→ WORK TO DO
Make an exact copy of the entries below with the pictures removed.

→ EXTRACTED RECORDS
---*---

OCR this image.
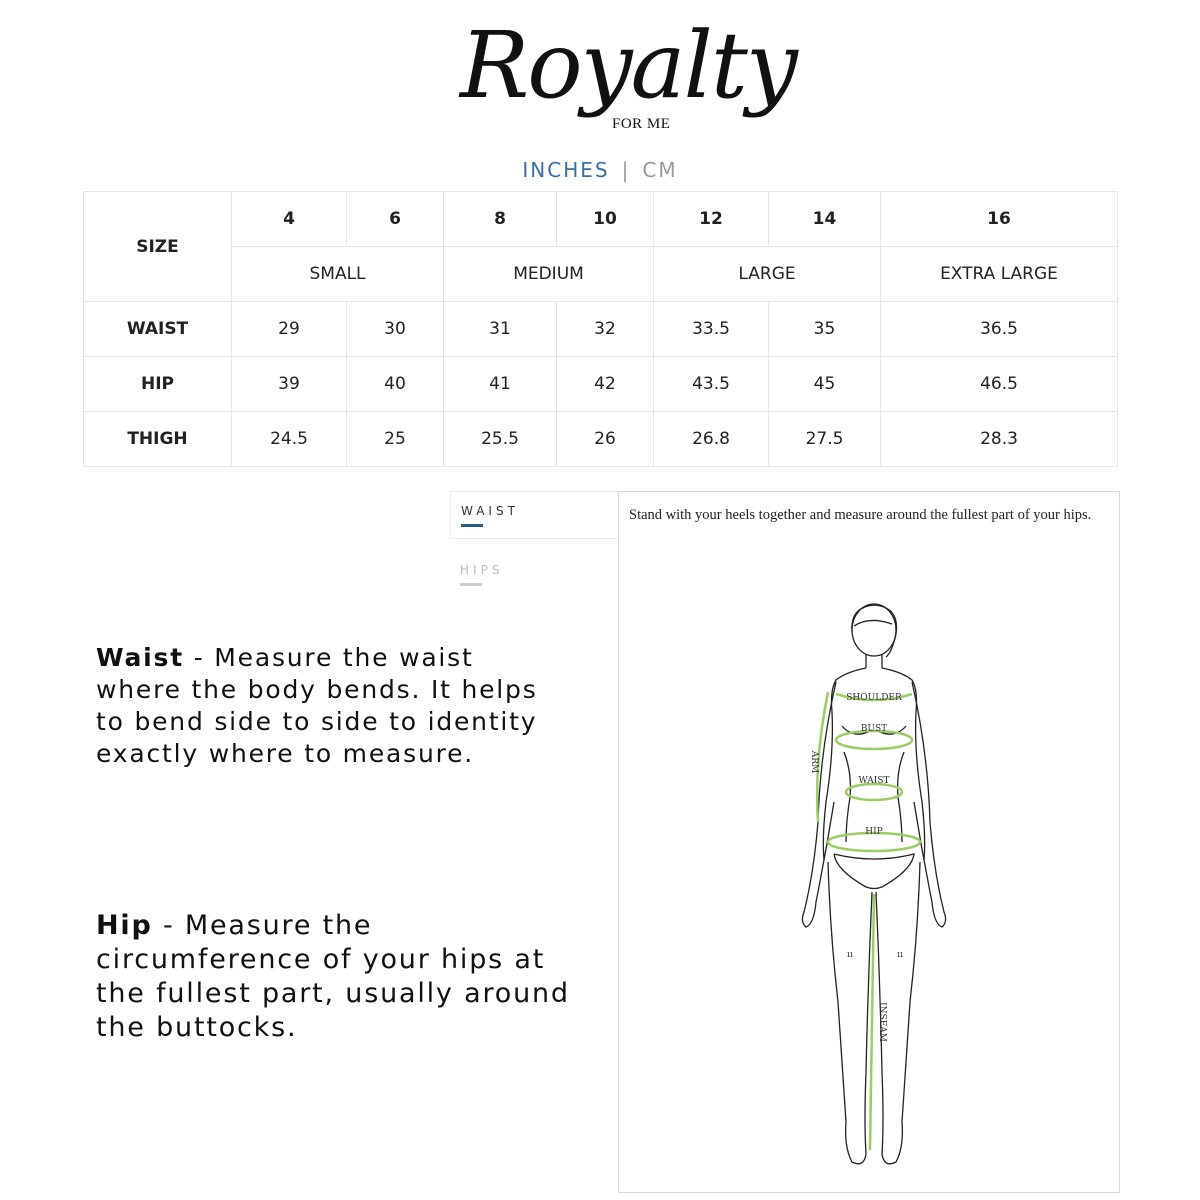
Royalty
FOR ME
INCHES | CM
SIZE	4	6	8	10	12	14	16
	SMALL		MEDIUM		LARGE		EXTRA LARGE
WAIST	29	30	31	32	33.5	35	36.5
HIP	39	40	41	42	43.5	45	46.5
THIGH	24.5	25	25.5	26	26.8	27.5	28.3
WAIST
HIPS
Stand with your heels together and measure around the fullest part of your hips.
SHOULDER
BUST
WAIST
HIP
ARM
INSEAM
ıı	ıı
Waist - Measure the waist where the body bends. It helps to bend side to side to identity exactly where to measure.
Hip - Measure the circumference of your hips at the fullest part, usually around the buttocks.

---*---

→ FULL RESPONSE
OCR this image.
Royalty
FOR ME
INCHES | CM
SIZE	4	6	8	10	12	14	16
	SMALL		MEDIUM		LARGE		EXTRA LARGE
WAIST	29	30	31	32	33.5	35	36.5
HIP	39	40	41	42	43.5	45	46.5
THIGH	24.5	25	25.5	26	26.8	27.5	28.3
WAIST
HIPS
Stand with your heels together and measure around the fullest part of your hips.
SHOULDER
BUST
WAIST
HIP
ARM
INSEAM
ıı	ıı
Waist - Measure the waist where the body bends. It helps to bend side to side to identity exactly where to measure.
Hip - Measure the circumference of your hips at the fullest part, usually around the buttocks.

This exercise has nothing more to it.